_Stored data_.
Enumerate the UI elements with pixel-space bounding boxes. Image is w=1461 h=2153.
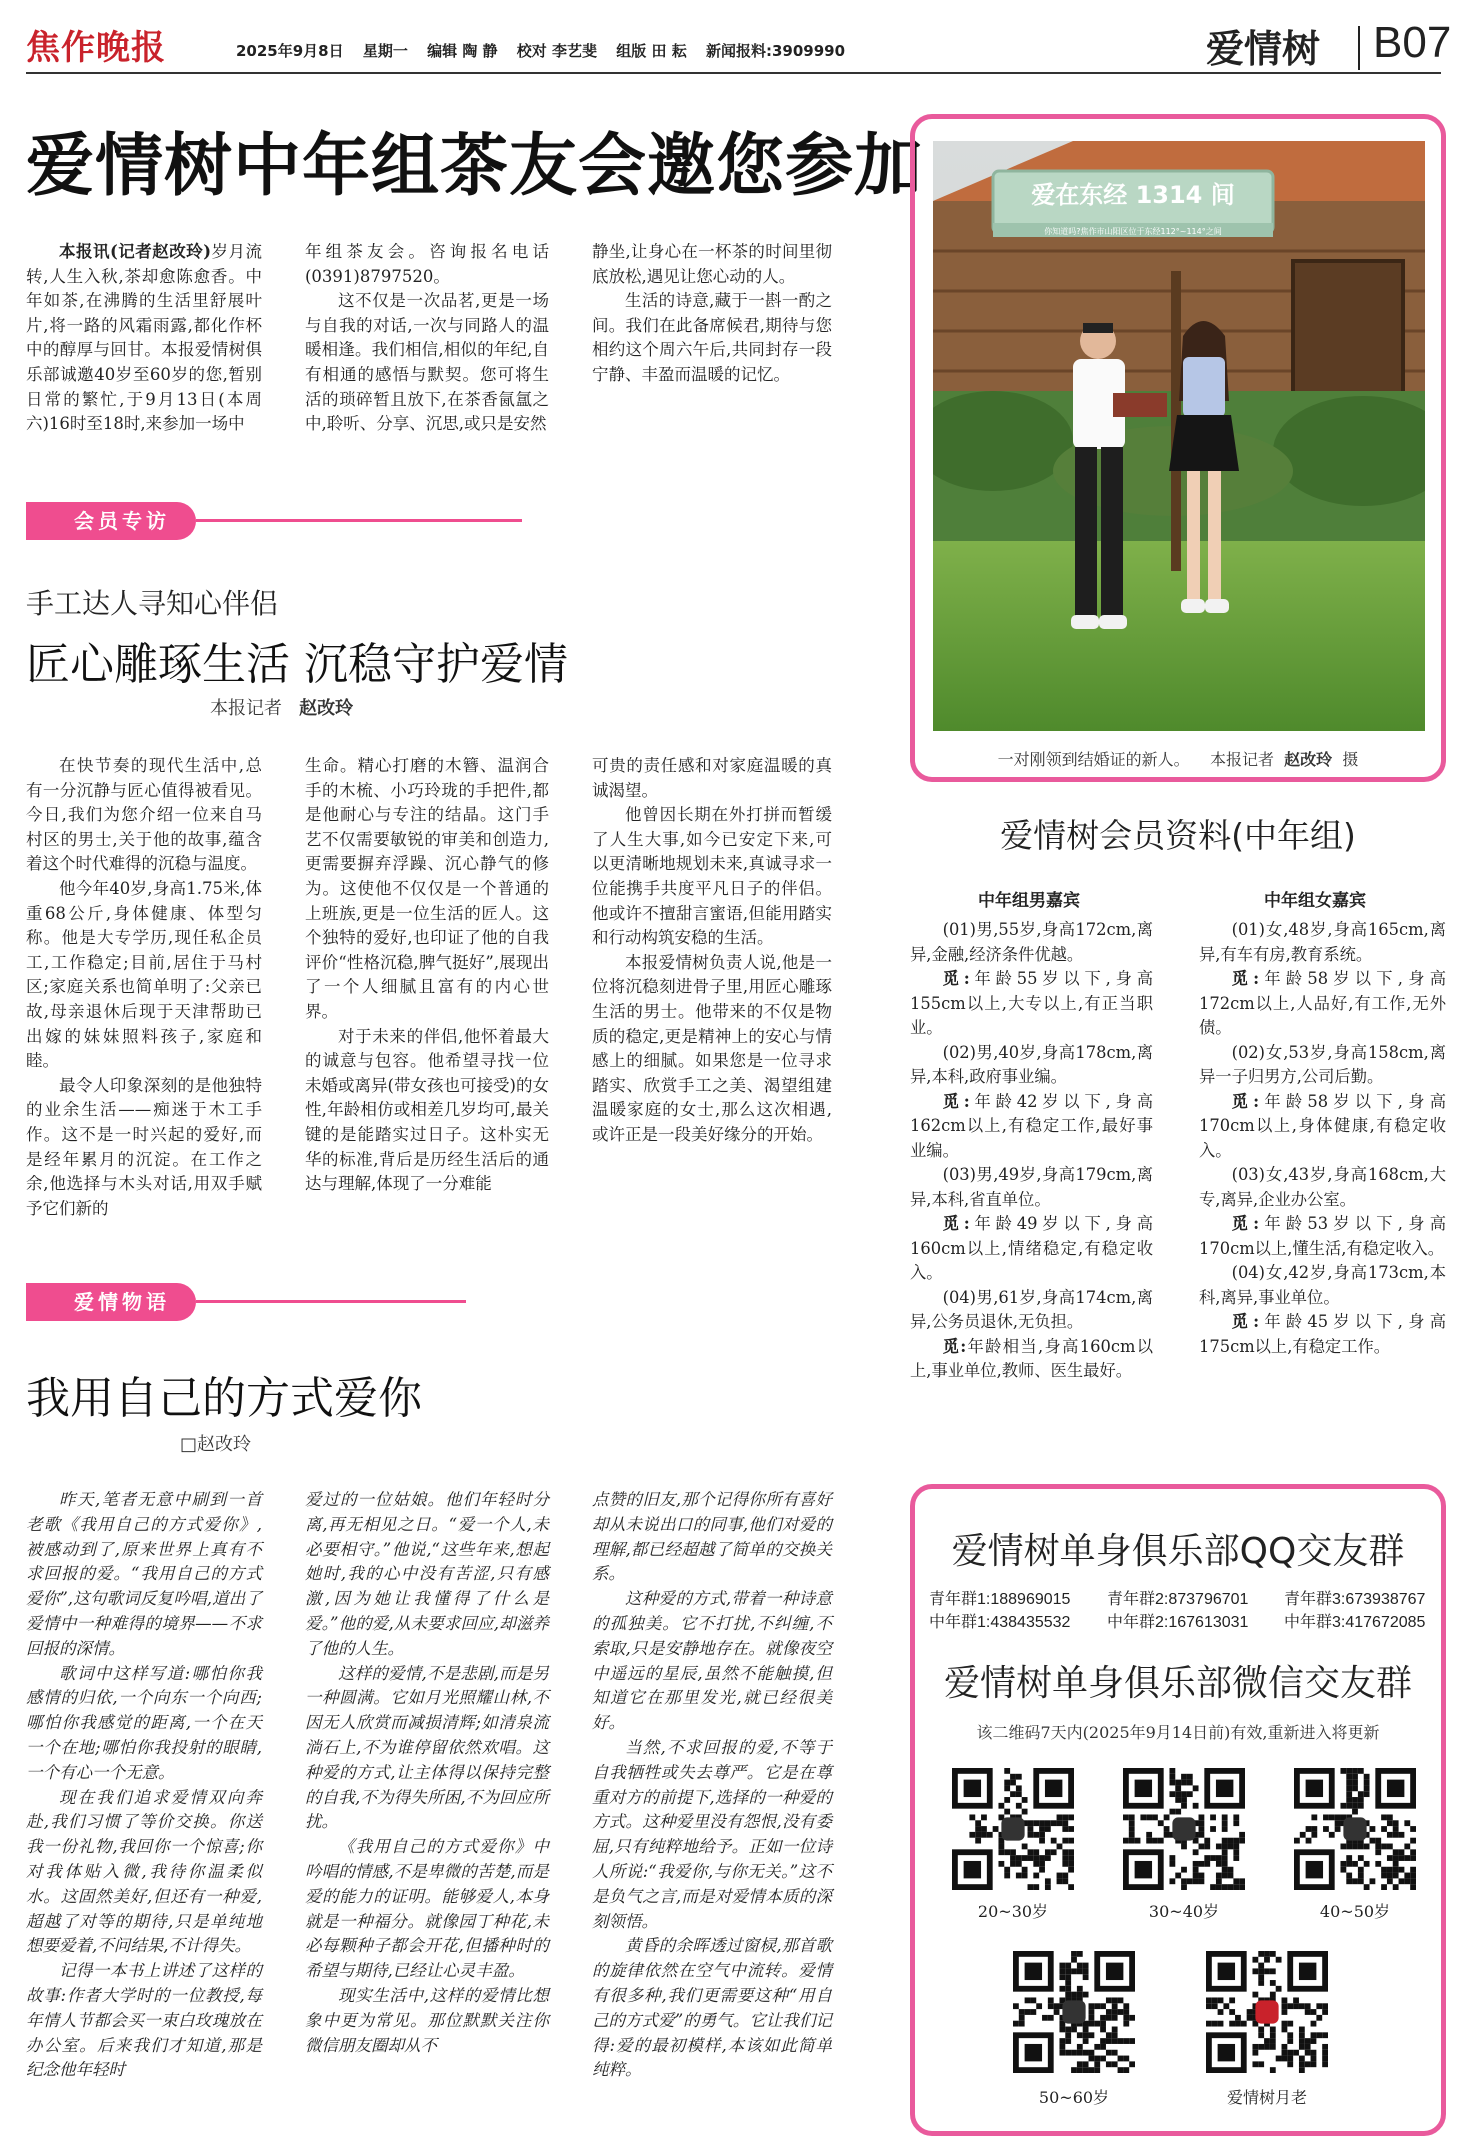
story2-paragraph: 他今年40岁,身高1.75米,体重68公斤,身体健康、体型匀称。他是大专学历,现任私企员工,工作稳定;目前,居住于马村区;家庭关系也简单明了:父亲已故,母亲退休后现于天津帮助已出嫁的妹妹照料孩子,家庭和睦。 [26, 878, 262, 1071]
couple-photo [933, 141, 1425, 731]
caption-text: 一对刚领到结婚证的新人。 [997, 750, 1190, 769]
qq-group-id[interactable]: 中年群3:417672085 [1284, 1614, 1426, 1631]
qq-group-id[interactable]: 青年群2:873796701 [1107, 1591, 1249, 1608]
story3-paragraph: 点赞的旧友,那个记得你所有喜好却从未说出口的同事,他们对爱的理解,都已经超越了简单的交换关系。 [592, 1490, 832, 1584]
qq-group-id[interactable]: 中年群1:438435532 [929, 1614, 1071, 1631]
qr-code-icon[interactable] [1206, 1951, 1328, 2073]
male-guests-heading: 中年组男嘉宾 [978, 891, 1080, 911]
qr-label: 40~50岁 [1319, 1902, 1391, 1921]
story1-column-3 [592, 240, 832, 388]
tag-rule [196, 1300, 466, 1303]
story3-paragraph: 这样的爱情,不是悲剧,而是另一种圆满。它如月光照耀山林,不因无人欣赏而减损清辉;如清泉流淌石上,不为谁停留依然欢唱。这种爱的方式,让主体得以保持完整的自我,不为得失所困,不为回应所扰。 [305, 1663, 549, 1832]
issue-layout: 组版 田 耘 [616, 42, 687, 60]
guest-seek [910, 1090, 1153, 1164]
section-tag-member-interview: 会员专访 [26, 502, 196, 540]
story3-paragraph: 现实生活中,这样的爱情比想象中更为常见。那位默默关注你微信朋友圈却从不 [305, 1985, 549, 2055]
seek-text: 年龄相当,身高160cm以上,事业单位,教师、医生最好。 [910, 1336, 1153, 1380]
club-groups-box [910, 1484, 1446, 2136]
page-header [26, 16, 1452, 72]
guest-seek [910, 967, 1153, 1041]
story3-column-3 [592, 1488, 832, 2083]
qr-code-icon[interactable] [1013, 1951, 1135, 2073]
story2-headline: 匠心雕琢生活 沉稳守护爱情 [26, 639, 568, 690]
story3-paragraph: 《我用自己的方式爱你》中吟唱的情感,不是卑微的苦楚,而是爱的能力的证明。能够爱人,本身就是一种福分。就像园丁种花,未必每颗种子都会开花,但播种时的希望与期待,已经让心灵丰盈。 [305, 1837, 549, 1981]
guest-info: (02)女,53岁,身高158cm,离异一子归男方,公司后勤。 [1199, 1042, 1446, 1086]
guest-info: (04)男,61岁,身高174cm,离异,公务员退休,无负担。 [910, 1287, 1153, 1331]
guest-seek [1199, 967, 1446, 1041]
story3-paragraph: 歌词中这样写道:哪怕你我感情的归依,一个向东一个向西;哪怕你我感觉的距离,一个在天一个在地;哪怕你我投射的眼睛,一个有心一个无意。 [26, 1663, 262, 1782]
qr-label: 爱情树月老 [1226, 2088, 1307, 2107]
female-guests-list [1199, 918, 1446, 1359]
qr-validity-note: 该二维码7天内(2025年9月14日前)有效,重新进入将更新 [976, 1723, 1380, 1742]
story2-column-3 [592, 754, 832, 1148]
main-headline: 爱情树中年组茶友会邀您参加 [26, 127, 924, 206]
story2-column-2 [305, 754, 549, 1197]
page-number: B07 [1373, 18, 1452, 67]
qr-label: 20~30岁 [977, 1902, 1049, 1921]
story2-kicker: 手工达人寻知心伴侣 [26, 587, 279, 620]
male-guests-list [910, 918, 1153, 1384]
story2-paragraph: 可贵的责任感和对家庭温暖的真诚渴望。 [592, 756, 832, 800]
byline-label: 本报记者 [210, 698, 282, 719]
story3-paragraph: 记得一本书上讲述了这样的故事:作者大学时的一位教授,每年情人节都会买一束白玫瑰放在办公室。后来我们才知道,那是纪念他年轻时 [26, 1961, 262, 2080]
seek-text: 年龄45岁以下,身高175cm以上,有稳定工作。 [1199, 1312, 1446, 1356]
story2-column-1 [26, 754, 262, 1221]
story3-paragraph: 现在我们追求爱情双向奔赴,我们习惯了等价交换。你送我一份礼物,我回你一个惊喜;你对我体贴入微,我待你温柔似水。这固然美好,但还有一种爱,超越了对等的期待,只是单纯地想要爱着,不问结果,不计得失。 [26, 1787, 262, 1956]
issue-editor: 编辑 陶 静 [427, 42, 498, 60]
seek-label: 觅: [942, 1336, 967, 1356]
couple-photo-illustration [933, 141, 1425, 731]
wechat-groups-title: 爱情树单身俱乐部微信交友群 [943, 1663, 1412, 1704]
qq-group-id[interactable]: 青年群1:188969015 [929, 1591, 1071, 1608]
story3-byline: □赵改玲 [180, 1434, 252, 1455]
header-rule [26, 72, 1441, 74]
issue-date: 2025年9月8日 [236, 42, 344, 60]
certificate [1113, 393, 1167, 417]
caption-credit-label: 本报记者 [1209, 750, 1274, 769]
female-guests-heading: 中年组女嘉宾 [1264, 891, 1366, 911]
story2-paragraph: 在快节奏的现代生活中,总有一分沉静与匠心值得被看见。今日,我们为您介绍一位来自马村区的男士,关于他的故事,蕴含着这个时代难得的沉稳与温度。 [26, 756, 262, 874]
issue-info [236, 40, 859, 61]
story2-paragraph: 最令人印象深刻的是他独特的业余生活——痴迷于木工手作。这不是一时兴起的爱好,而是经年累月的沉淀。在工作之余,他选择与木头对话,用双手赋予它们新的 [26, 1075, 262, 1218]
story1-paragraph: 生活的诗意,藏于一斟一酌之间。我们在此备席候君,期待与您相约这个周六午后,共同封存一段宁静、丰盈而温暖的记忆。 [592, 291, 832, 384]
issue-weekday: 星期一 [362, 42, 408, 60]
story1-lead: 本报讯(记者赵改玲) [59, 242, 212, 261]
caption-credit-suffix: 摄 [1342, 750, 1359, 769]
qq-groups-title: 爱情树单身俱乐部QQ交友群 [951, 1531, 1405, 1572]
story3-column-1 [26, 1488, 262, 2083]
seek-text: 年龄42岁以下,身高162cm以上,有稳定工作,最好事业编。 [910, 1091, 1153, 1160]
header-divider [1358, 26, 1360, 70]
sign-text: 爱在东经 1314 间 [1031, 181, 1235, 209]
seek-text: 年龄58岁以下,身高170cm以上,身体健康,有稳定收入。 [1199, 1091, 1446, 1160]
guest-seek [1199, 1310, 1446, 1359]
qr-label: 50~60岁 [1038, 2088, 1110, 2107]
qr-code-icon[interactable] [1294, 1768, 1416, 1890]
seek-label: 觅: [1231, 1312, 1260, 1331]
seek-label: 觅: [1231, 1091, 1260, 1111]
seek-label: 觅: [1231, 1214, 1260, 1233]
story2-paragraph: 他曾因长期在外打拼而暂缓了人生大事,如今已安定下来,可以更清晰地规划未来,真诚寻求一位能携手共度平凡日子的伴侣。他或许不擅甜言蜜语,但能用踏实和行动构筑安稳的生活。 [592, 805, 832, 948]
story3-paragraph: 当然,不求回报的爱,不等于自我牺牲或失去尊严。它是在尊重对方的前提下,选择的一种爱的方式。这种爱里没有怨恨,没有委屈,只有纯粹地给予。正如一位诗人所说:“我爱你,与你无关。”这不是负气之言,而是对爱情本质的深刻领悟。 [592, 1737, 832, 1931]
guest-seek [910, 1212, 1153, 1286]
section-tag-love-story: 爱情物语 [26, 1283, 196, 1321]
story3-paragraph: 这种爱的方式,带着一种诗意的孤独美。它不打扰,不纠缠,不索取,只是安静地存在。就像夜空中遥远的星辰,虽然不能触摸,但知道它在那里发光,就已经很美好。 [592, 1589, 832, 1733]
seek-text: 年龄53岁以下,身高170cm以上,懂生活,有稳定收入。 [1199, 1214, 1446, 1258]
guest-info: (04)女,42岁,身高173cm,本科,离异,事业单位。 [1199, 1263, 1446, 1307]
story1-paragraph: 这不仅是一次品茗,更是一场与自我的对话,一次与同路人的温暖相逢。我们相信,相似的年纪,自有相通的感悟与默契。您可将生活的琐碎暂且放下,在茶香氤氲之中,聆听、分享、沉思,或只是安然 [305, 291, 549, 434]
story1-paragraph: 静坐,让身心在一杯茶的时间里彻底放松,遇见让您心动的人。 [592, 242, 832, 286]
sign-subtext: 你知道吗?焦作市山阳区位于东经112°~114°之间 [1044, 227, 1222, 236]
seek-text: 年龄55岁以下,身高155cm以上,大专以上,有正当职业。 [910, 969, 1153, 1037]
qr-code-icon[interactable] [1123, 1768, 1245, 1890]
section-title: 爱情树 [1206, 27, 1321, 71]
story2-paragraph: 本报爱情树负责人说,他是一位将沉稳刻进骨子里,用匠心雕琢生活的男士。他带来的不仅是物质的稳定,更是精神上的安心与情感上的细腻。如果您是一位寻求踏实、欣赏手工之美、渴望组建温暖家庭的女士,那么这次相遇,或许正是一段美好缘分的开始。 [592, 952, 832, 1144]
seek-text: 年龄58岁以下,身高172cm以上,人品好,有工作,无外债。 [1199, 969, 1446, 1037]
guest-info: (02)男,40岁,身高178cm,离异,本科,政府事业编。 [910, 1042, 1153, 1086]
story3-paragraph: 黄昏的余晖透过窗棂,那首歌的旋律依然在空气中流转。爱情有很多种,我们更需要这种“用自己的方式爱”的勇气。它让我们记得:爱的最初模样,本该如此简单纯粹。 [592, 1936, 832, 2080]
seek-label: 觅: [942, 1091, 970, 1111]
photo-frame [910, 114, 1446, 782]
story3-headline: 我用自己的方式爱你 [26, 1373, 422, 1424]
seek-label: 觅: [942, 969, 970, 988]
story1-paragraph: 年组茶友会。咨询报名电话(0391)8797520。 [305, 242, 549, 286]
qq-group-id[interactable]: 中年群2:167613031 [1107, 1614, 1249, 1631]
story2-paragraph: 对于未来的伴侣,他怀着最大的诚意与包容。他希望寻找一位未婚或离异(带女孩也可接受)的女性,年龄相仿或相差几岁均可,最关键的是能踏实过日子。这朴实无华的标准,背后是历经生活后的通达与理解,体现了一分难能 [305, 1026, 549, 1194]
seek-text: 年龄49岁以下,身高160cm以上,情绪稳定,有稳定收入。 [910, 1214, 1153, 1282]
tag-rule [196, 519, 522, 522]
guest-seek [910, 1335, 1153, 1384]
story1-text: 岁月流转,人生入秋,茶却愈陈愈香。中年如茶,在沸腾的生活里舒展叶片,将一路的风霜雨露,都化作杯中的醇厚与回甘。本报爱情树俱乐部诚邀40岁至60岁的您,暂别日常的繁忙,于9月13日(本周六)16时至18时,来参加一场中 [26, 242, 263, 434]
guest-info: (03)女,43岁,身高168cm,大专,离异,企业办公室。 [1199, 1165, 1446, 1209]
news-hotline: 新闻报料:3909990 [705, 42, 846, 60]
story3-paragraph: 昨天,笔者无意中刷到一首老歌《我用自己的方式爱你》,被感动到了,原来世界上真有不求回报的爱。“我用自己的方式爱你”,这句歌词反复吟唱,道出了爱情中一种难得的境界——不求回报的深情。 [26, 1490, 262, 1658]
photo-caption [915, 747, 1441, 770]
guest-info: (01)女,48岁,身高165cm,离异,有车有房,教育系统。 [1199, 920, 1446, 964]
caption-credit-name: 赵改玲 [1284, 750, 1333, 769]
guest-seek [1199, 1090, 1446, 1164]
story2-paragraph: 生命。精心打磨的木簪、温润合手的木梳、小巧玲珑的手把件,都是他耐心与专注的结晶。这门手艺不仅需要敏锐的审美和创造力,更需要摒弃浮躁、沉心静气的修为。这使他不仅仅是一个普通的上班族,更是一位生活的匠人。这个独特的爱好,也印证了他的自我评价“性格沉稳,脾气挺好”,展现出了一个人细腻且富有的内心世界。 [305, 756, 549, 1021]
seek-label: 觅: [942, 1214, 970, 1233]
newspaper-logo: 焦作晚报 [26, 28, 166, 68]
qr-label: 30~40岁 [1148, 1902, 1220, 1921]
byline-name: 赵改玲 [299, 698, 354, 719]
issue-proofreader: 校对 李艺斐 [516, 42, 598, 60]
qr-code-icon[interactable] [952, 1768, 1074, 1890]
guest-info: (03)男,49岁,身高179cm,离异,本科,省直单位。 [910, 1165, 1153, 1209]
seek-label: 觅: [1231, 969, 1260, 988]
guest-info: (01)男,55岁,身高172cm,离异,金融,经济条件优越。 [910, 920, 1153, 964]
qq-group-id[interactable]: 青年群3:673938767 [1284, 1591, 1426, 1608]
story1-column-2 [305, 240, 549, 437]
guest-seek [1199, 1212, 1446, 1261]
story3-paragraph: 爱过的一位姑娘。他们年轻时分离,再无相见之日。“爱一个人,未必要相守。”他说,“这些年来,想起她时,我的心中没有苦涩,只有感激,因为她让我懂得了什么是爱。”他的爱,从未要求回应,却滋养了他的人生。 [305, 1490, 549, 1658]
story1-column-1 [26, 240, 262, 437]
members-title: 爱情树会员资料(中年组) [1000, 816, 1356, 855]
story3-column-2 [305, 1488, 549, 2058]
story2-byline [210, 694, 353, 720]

==

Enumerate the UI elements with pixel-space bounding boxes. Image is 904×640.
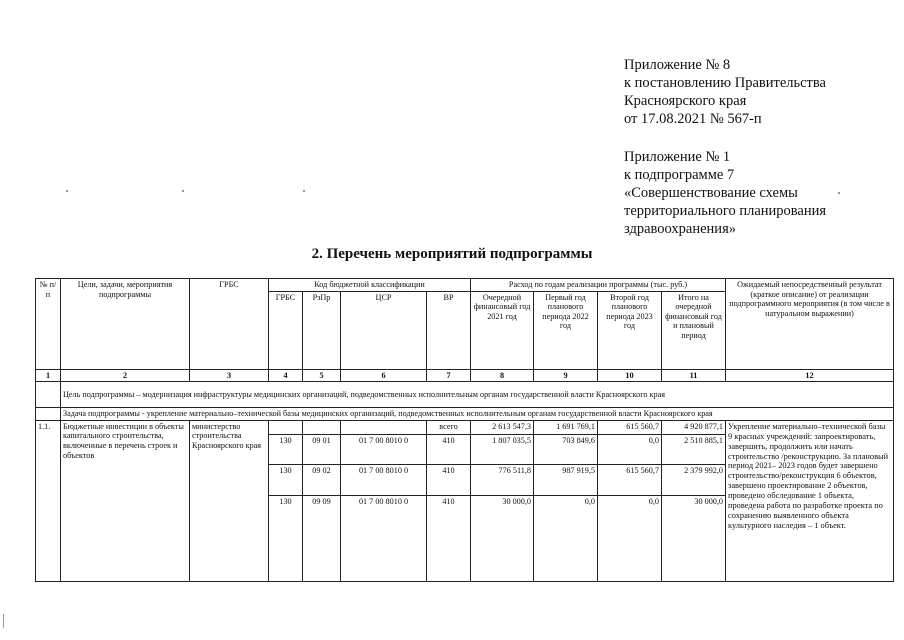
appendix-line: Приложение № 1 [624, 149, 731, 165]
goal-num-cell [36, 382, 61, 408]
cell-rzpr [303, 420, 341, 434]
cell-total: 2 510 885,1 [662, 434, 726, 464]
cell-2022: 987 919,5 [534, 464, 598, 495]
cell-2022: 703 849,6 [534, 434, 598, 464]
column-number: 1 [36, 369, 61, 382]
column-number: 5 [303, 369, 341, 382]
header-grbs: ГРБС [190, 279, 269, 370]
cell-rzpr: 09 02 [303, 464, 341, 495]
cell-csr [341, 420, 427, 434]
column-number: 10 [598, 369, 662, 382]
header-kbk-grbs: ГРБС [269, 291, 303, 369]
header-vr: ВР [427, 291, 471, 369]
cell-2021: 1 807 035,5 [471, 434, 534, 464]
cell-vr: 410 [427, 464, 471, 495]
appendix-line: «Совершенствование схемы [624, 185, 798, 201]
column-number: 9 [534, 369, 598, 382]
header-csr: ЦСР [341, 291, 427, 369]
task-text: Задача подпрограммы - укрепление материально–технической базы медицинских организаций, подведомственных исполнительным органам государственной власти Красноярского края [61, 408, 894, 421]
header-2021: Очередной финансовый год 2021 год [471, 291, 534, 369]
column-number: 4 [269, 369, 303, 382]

_To be done_. Copy out, unchanged, the entries from the line containing "878, 262, 1071]" through the line containing "1591, 1249, 1608]", including both of those lines.

_Output for this exercise_.
story2-paragraph: 他今年40岁,身高1.75米,体重68公斤,身体健康、体型匀称。他是大专学历,现任私企员工,工作稳定;目前,居住于马村区;家庭关系也简单明了:父亲已故,母亲退休后现于天津帮助已出嫁的妹妹照料孩子,家庭和睦。 [26, 878, 262, 1071]
couple-photo [933, 141, 1425, 731]
caption-text: 一对刚领到结婚证的新人。 [997, 750, 1190, 769]
qq-group-id[interactable]: 中年群3:417672085 [1284, 1614, 1426, 1631]
qq-group-id[interactable]: 青年群2:873796701 [1107, 1591, 1249, 1608]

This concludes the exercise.